We would like local inquiries as per what has happened in the past and what is normal. If there were a gesture to indicate that there should be some form of restricted local inquiries, which could be the subject of discussion between the usual channels, a whole host of recommendations might go through on the nod. Folk would see the point and logic of them. A limited number of restricted local inquiries—a comparatively small number compared with the 600-odd—perhaps to clear a huddle before a local inquiry to allow local people and organisations to have a say, is the sort of compromise and concession that could come from the Government without destroying the Bill.
A number was plucked out of the air for seats. I will not go on about that, but is it so set in stone that it cannot be eased just a little for the sake of getting some kind of agreement in this House? A better attitude could ease the crisis that seems to have developed towards the conventions of the House. There are two sides to every story, but some concession from the Government along the lines that I mentioned would help.
Another item that I and others would like to see—
Before the noble Lord sits down—I assume that he must be reaching a conclusion after 14 minutes—perhaps he would explain something to help us. If he is so strongly opposed, as he is in this amendment, to the preservation of a separate constituency for Orkney and Shetland, why did he support in the other place the Labour Government’s Scotland Act 1998, which provided for separate constituencies for the Orkney and Shetland in the Scottish Parliament and in particular preserved the specific identity for Orkney and Shetland constituency in the Westminster Parliament? Also, does he have any fears after 15 minutes that an impartial observer of his previous contribution might fear that this is another frivolous filibuster in this debate?
The noble Lord has given me half a minute to answer about four questions. If the mood of the House is that I should sit down, I will. If the mood is that I briefly answer the noble Lord, I will. I will try to answer. That seems to be okay, but if someone objects I will sit down—do not worry about that. The noble Lord objects?
I think, speaking for most Lords present, that we would be happy if we dealt seriously with the debate under business.
That is fine. I will answer the question. Let me make it clear that I have no intention of putting this to the vote. It is a probing amendment to find out why Orkney and Shetland is given this preferential treatment and Argyll and Bute is not. I will mention the Scottish convention briefly, because I am sure it will come up. The whole attitude at the time of the Scottish convention was to get consensus. In that mood of consensus, there was recognition of the need to get everyone on board with Orkney and Shetland getting two seats. Internally, I disagreed, but I am a democrat. I played my part within my own party to alter that and did not win. Overwhelmingly, folk were in favour of it. I know the noble Lord was not listening to that answer, but that is the answer, and I can justify it at any time. I am a democrat and will play my part within my own party. I am not one of life’s natural rebels, so I am not inclined to rebel. I would rather not encourage the wrath of the noble Lord, Lord Rennard. With that, I beg to move.

Given material ▸
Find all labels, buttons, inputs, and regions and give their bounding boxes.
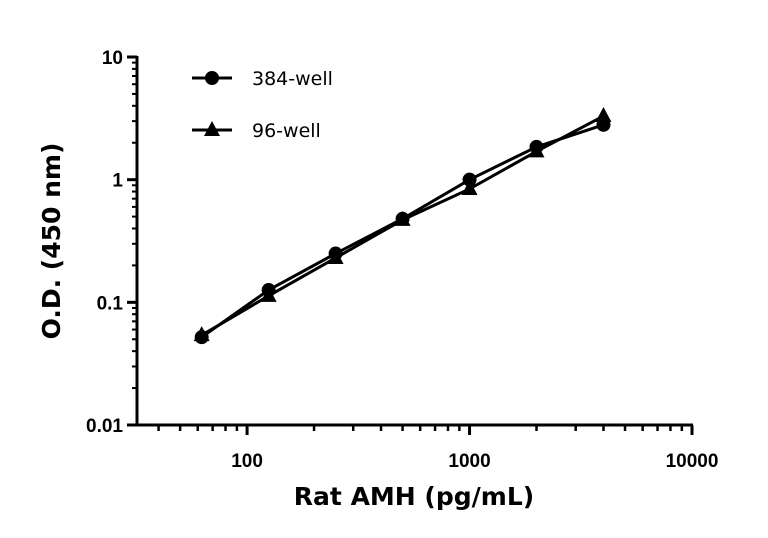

Short problem ▸
Copy the passage of the debate excerpt from "The noble Lord has" to "noble Lord objects?" word for word. The material has no connection to the debate excerpt.

Completed exercise ▸
The noble Lord has given me half a minute to answer about four questions. If the mood of the House is that I should sit down, I will. If the mood is that I briefly answer the noble Lord, I will. I will try to answer. That seems to be okay, but if someone objects I will sit down—do not worry about that. The noble Lord objects?